__Instruction__
In your copy, repeat the records exactly and leave out the pictures.

········

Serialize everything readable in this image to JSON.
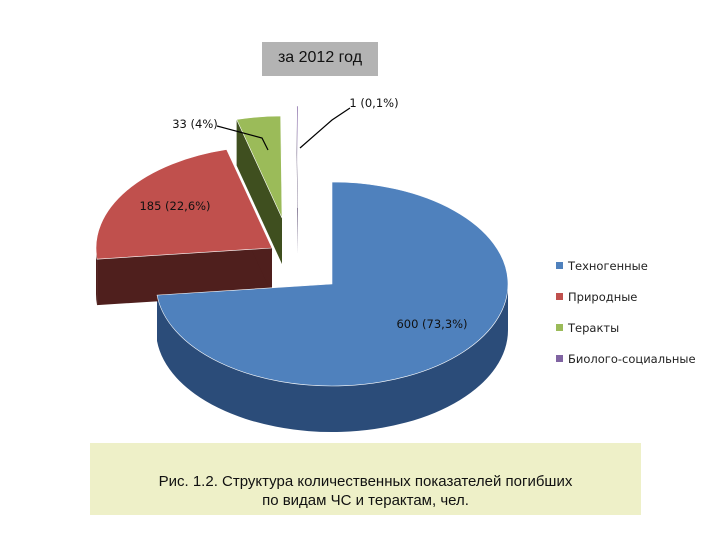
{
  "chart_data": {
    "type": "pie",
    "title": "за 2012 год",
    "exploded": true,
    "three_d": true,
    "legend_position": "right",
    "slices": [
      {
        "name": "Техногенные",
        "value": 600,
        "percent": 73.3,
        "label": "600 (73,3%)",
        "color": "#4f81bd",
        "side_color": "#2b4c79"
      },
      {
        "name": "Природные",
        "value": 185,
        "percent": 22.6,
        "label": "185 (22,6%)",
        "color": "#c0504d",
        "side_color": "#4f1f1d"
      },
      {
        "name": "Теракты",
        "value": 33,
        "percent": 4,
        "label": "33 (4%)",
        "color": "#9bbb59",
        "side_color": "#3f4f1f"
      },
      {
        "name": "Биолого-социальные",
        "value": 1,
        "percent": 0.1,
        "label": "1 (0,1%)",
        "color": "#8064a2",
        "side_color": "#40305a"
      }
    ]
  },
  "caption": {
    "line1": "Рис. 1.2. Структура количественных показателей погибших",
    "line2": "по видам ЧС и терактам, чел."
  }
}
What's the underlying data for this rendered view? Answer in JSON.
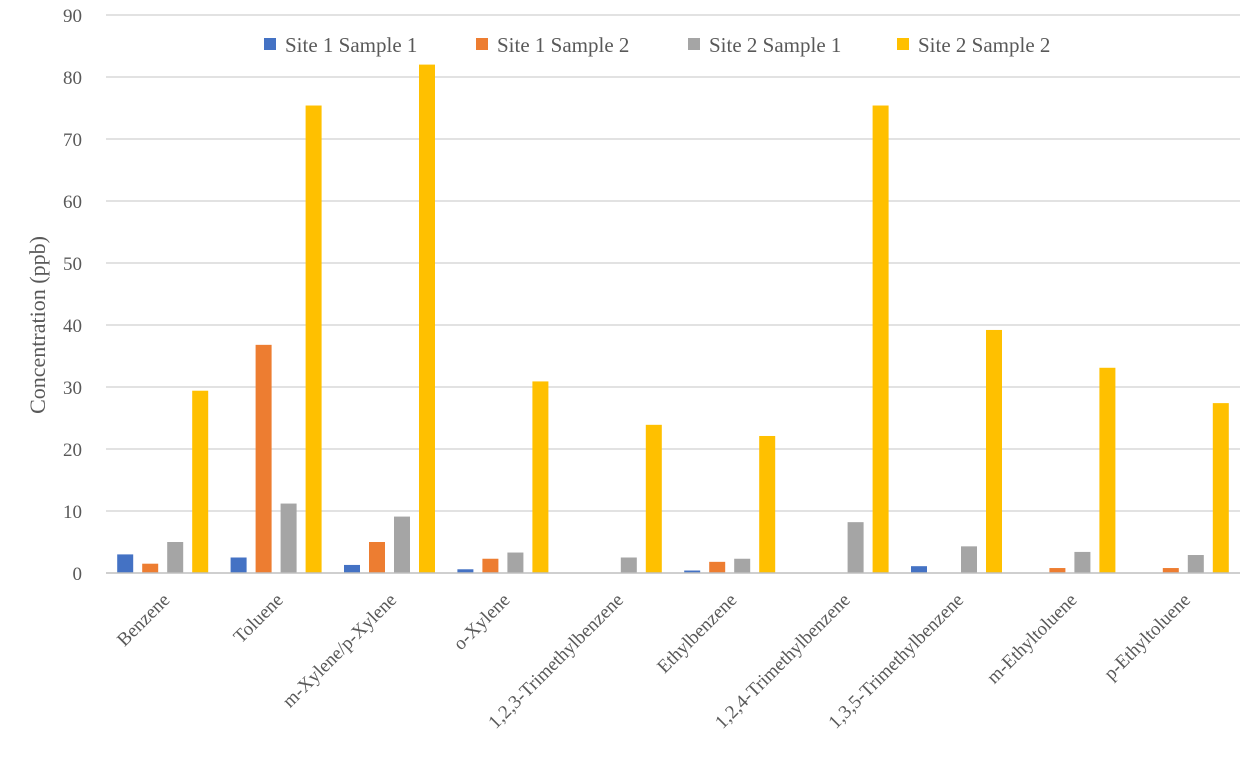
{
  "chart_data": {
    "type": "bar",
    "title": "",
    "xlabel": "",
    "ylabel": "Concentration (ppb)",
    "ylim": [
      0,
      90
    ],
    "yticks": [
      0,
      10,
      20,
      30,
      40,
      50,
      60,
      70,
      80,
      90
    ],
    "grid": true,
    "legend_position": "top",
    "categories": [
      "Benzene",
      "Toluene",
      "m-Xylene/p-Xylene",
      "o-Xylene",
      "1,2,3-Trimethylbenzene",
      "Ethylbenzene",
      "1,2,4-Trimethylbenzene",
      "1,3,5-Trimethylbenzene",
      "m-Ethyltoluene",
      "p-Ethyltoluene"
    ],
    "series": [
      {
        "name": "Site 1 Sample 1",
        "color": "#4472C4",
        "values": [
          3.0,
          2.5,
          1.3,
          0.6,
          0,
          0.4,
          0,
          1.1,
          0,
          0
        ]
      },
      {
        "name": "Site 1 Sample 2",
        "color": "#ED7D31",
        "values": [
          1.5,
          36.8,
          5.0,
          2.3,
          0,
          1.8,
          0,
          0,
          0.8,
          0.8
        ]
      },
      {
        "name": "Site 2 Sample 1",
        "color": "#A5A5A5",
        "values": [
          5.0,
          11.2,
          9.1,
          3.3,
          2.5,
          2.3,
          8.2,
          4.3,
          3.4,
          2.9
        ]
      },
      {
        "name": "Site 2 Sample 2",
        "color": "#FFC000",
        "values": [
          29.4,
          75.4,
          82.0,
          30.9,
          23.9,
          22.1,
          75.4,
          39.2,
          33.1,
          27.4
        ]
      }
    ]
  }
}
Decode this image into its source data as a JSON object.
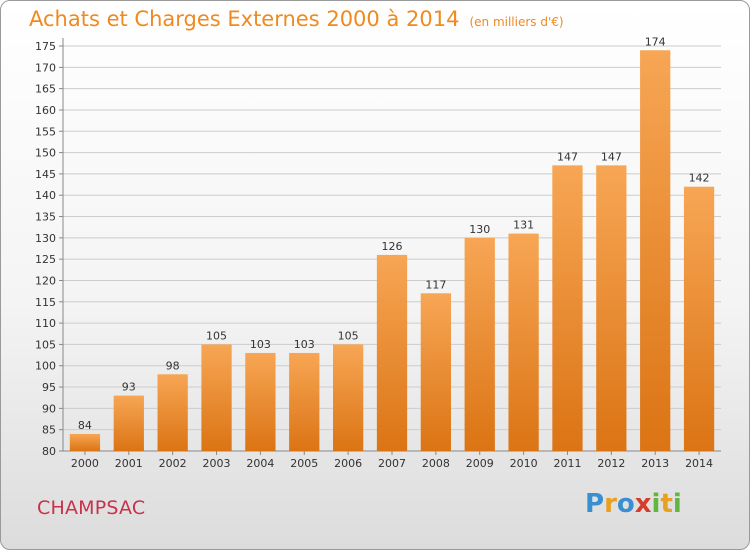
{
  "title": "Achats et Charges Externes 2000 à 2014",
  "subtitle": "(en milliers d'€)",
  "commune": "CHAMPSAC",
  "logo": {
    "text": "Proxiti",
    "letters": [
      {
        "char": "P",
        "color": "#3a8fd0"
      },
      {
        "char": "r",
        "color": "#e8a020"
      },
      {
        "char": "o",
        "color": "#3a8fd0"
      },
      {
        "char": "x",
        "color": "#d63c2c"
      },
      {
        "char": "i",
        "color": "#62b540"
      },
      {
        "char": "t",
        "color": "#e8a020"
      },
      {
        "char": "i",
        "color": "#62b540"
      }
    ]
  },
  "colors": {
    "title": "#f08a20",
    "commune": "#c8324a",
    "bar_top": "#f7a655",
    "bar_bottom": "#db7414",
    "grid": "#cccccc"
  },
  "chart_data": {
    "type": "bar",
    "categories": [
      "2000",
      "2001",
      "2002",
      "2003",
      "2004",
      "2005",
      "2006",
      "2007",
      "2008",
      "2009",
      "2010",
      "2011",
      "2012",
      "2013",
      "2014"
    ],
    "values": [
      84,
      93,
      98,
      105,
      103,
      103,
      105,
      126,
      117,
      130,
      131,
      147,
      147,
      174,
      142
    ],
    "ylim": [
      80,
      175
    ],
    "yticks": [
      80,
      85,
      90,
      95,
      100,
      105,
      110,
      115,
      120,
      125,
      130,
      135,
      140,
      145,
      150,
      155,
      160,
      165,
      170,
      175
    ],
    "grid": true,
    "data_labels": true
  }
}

········

__Final answer__
Serialize everything readable in this image to JSON.
{
  "chart_data": {
    "type": "pie",
    "title": "за 2012 год",
    "exploded": true,
    "three_d": true,
    "legend_position": "right",
    "slices": [
      {
        "name": "Техногенные",
        "value": 600,
        "percent": 73.3,
        "label": "600 (73,3%)",
        "color": "#4f81bd",
        "side_color": "#2b4c79"
      },
      {
        "name": "Природные",
        "value": 185,
        "percent": 22.6,
        "label": "185 (22,6%)",
        "color": "#c0504d",
        "side_color": "#4f1f1d"
      },
      {
        "name": "Теракты",
        "value": 33,
        "percent": 4,
        "label": "33 (4%)",
        "color": "#9bbb59",
        "side_color": "#3f4f1f"
      },
      {
        "name": "Биолого-социальные",
        "value": 1,
        "percent": 0.1,
        "label": "1 (0,1%)",
        "color": "#8064a2",
        "side_color": "#40305a"
      }
    ]
  },
  "caption": {
    "line1": "Рис. 1.2. Структура количественных показателей погибших",
    "line2": "по видам ЧС и терактам, чел."
  }
}
What's the underlying data for this rendered view? Answer in JSON.
{
  "chart_data": {
    "type": "bar",
    "title": "",
    "xlabel": "",
    "ylabel": "Concentration (ppb)",
    "ylim": [
      0,
      90
    ],
    "yticks": [
      0,
      10,
      20,
      30,
      40,
      50,
      60,
      70,
      80,
      90
    ],
    "grid": true,
    "legend_position": "top",
    "categories": [
      "Benzene",
      "Toluene",
      "m-Xylene/p-Xylene",
      "o-Xylene",
      "1,2,3-Trimethylbenzene",
      "Ethylbenzene",
      "1,2,4-Trimethylbenzene",
      "1,3,5-Trimethylbenzene",
      "m-Ethyltoluene",
      "p-Ethyltoluene"
    ],
    "series": [
      {
        "name": "Site 1 Sample 1",
        "color": "#4472C4",
        "values": [
          3.0,
          2.5,
          1.3,
          0.6,
          0,
          0.4,
          0,
          1.1,
          0,
          0
        ]
      },
      {
        "name": "Site 1 Sample 2",
        "color": "#ED7D31",
        "values": [
          1.5,
          36.8,
          5.0,
          2.3,
          0,
          1.8,
          0,
          0,
          0.8,
          0.8
        ]
      },
      {
        "name": "Site 2 Sample 1",
        "color": "#A5A5A5",
        "values": [
          5.0,
          11.2,
          9.1,
          3.3,
          2.5,
          2.3,
          8.2,
          4.3,
          3.4,
          2.9
        ]
      },
      {
        "name": "Site 2 Sample 2",
        "color": "#FFC000",
        "values": [
          29.4,
          75.4,
          82.0,
          30.9,
          23.9,
          22.1,
          75.4,
          39.2,
          33.1,
          27.4
        ]
      }
    ]
  }
}
Decode this image into its source data as a JSON object.
{
  "title": "Achats et Charges Externes 2000 à 2014",
  "subtitle": "(en milliers d'€)",
  "commune": "CHAMPSAC",
  "logo": {
    "text": "Proxiti",
    "letters": [
      {
        "char": "P",
        "color": "#3a8fd0"
      },
      {
        "char": "r",
        "color": "#e8a020"
      },
      {
        "char": "o",
        "color": "#3a8fd0"
      },
      {
        "char": "x",
        "color": "#d63c2c"
      },
      {
        "char": "i",
        "color": "#62b540"
      },
      {
        "char": "t",
        "color": "#e8a020"
      },
      {
        "char": "i",
        "color": "#62b540"
      }
    ]
  },
  "colors": {
    "title": "#f08a20",
    "commune": "#c8324a",
    "bar_top": "#f7a655",
    "bar_bottom": "#db7414",
    "grid": "#cccccc"
  },
  "chart_data": {
    "type": "bar",
    "categories": [
      "2000",
      "2001",
      "2002",
      "2003",
      "2004",
      "2005",
      "2006",
      "2007",
      "2008",
      "2009",
      "2010",
      "2011",
      "2012",
      "2013",
      "2014"
    ],
    "values": [
      84,
      93,
      98,
      105,
      103,
      103,
      105,
      126,
      117,
      130,
      131,
      147,
      147,
      174,
      142
    ],
    "ylim": [
      80,
      175
    ],
    "yticks": [
      80,
      85,
      90,
      95,
      100,
      105,
      110,
      115,
      120,
      125,
      130,
      135,
      140,
      145,
      150,
      155,
      160,
      165,
      170,
      175
    ],
    "grid": true,
    "data_labels": true
  }
}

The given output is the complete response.